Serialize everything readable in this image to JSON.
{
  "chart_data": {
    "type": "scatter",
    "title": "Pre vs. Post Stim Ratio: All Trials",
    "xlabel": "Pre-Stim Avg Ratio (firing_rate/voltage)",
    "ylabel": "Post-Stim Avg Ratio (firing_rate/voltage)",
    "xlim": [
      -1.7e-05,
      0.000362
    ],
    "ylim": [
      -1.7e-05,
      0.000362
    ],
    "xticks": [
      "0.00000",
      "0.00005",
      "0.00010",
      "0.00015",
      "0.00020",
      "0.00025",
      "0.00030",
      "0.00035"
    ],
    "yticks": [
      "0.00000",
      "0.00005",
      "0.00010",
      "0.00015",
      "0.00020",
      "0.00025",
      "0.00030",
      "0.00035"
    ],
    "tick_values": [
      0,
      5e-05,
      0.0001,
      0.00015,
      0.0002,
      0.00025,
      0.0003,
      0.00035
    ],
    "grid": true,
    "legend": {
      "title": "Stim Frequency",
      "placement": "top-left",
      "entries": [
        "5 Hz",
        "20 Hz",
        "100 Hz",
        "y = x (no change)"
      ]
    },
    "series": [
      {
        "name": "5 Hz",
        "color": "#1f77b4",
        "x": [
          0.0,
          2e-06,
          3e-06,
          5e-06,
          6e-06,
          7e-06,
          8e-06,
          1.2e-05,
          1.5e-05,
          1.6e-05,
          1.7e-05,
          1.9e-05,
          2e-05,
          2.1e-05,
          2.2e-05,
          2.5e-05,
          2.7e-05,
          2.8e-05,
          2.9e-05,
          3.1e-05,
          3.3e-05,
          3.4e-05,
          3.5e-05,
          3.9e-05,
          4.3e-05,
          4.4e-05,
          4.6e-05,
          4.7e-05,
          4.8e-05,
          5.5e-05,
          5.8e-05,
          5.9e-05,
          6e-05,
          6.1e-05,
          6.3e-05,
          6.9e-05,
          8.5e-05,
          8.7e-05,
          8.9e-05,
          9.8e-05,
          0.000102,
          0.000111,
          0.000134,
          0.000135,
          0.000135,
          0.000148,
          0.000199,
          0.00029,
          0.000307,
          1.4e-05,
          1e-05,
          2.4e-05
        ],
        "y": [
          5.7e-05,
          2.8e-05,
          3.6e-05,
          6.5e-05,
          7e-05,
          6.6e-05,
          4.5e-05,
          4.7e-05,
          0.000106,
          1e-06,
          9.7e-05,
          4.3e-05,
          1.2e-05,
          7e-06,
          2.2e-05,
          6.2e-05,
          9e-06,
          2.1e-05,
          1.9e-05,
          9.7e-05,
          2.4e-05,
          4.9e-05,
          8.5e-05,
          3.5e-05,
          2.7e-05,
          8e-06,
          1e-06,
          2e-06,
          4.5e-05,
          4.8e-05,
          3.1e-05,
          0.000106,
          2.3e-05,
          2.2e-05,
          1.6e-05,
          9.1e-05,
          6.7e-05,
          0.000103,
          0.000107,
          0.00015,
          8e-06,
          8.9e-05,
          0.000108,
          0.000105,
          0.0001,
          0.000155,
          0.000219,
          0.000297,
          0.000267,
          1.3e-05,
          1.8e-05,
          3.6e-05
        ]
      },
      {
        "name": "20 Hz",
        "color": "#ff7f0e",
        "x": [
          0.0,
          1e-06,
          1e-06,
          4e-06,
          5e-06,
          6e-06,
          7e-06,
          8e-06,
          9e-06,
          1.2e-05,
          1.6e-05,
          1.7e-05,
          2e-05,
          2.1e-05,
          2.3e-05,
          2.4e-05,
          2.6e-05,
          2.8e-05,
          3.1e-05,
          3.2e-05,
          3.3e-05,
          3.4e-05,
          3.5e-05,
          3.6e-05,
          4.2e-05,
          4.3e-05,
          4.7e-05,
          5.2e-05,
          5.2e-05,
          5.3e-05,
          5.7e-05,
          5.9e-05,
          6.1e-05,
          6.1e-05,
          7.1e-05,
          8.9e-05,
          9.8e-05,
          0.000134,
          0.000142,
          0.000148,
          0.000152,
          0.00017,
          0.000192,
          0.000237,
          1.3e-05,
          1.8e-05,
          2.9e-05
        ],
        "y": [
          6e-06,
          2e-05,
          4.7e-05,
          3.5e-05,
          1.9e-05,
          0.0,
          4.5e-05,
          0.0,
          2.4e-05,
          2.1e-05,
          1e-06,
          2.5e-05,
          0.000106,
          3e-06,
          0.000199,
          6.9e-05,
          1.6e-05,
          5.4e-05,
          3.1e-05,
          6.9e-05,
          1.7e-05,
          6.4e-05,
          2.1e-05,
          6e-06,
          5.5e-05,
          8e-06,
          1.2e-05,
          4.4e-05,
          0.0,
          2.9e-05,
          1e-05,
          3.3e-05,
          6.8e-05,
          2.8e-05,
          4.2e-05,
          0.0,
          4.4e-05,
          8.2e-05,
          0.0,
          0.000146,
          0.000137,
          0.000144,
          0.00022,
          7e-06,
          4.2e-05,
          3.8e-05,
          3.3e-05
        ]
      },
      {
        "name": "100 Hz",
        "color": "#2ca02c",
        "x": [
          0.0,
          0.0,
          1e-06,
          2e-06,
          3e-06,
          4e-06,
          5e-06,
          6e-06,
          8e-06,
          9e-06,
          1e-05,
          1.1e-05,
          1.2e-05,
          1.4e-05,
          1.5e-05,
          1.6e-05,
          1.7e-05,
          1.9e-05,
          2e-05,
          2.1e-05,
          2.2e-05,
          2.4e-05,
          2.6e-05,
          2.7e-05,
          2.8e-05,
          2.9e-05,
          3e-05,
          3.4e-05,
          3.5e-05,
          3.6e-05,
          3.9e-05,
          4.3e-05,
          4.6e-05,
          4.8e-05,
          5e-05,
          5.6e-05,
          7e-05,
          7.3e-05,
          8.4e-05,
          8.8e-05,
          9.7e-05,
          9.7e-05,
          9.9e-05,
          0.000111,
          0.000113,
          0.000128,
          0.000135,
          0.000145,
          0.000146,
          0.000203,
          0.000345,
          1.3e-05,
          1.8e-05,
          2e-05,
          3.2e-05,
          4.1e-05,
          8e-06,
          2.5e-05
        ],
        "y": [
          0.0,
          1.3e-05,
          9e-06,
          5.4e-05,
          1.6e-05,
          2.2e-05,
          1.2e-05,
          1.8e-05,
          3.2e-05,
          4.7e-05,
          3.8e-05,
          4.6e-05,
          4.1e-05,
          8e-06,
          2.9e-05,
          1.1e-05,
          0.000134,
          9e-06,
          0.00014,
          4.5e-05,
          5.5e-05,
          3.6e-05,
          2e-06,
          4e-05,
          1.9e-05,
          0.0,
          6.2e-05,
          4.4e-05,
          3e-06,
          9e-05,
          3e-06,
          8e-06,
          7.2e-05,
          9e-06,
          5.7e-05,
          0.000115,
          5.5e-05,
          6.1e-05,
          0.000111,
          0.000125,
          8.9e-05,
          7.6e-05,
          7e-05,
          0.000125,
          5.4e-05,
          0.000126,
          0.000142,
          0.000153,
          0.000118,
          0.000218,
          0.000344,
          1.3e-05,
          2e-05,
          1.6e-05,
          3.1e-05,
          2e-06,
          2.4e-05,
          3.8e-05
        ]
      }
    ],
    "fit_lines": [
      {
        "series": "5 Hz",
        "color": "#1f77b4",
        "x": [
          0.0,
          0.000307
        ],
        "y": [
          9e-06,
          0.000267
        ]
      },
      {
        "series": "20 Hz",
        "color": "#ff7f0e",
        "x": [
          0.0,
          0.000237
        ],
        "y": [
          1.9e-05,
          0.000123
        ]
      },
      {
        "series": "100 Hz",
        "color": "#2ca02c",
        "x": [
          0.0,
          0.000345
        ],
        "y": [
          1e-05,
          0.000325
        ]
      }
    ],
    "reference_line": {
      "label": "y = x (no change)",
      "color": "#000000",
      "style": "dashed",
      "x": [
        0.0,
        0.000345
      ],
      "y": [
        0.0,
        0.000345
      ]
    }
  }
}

■ ■ ■ ■ ■ ■ ■

◆ AIM:
In the lines above, find each one with "Ratio" and list it.

◆ RESPONSE BELOW:
    "title": "Pre vs. Post Stim Ratio: All Trials",
    "xlabel": "Pre-Stim Avg Ratio (firing_rate/voltage)",
    "ylabel": "Post-Stim Avg Ratio (firing_rate/voltage)",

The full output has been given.